-- Start EXTRACTED RECORDS --

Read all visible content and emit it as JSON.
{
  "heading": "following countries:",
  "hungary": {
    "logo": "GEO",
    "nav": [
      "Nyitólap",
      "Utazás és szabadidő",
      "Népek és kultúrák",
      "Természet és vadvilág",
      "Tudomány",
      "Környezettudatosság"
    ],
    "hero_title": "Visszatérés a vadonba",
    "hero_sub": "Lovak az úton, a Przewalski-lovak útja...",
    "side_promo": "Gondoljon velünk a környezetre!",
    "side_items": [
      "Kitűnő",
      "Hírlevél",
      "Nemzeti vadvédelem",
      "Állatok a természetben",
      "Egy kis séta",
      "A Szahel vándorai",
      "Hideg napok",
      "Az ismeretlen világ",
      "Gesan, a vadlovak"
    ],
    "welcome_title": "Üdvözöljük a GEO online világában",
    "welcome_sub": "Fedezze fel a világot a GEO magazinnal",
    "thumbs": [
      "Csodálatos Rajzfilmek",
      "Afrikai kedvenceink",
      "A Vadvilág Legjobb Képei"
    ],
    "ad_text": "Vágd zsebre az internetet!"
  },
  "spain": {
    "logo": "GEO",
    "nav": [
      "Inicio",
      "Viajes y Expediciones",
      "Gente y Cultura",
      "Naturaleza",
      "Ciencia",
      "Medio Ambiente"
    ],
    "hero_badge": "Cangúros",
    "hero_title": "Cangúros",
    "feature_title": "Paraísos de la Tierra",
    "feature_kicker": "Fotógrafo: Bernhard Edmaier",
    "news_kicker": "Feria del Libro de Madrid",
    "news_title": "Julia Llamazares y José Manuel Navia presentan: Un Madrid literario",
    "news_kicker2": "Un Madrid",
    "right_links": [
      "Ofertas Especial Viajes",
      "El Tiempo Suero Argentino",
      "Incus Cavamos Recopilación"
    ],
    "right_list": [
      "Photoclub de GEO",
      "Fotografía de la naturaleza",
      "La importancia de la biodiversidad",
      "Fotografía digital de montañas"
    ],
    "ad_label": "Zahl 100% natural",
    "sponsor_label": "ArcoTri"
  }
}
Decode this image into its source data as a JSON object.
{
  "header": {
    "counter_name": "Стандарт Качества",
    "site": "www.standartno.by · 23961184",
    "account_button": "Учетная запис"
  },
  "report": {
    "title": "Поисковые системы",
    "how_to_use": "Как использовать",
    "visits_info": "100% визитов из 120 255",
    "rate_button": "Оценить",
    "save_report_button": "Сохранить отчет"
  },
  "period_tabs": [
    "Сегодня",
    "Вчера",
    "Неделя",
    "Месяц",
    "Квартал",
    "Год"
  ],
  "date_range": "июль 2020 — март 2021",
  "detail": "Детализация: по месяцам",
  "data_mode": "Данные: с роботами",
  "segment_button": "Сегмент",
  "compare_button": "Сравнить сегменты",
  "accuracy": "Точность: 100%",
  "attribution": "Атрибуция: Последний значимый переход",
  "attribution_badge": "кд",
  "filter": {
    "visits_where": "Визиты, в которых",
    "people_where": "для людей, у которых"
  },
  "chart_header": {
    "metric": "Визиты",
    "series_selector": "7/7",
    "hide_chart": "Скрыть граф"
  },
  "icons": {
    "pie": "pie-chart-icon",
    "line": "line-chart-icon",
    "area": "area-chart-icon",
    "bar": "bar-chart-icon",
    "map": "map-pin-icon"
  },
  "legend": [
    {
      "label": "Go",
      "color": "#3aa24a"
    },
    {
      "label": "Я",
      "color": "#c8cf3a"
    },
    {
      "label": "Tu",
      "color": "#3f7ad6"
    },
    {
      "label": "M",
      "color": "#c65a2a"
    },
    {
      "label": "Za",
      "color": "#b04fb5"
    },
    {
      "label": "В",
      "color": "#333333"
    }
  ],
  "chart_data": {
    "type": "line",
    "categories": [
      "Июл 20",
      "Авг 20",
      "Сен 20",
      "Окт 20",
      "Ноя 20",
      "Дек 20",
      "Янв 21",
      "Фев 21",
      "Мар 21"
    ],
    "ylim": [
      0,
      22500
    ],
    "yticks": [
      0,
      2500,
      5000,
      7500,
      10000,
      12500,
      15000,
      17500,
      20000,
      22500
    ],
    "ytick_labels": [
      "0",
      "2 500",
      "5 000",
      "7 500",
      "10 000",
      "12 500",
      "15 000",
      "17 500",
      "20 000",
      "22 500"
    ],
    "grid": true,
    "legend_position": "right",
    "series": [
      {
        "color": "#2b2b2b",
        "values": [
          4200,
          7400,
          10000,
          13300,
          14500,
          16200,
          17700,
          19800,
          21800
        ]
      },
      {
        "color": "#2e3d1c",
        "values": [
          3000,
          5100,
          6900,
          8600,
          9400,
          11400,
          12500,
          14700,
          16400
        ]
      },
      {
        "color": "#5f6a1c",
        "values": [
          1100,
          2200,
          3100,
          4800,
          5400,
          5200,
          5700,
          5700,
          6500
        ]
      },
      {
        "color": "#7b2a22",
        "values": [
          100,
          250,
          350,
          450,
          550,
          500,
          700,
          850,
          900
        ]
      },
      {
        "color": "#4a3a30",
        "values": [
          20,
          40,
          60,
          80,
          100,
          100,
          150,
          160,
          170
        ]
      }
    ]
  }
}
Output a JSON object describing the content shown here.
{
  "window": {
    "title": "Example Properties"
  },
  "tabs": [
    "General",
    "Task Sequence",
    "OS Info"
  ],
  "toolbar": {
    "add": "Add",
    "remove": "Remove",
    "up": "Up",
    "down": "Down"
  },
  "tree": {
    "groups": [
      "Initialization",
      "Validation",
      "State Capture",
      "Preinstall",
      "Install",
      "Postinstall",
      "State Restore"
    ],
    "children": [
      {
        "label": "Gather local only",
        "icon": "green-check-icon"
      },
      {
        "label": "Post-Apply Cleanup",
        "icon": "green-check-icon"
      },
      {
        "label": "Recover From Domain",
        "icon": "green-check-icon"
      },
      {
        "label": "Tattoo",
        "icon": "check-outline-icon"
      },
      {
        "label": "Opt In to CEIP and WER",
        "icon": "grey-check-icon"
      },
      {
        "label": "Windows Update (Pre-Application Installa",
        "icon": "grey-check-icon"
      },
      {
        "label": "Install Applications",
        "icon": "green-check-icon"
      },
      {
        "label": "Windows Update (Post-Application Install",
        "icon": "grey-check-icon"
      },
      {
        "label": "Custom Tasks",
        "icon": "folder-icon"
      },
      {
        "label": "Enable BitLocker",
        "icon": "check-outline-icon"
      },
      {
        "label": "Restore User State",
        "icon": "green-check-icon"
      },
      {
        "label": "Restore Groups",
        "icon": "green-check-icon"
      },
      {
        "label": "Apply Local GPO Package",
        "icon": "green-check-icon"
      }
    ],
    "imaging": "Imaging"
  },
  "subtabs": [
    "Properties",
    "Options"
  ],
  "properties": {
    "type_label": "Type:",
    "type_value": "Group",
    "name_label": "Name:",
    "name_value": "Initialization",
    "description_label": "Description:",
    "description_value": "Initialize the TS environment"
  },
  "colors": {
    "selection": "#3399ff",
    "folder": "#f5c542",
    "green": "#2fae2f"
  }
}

-- End EXTRACTED RECORDS --

## THE EXERCISE:
Look for the word "Restore" in every line of the listing and copy the lines that have it.

## SOLUTION FOR THIS EXERCISE:
      "State Restore"
        "label": "Restore User State",
        "label": "Restore Groups",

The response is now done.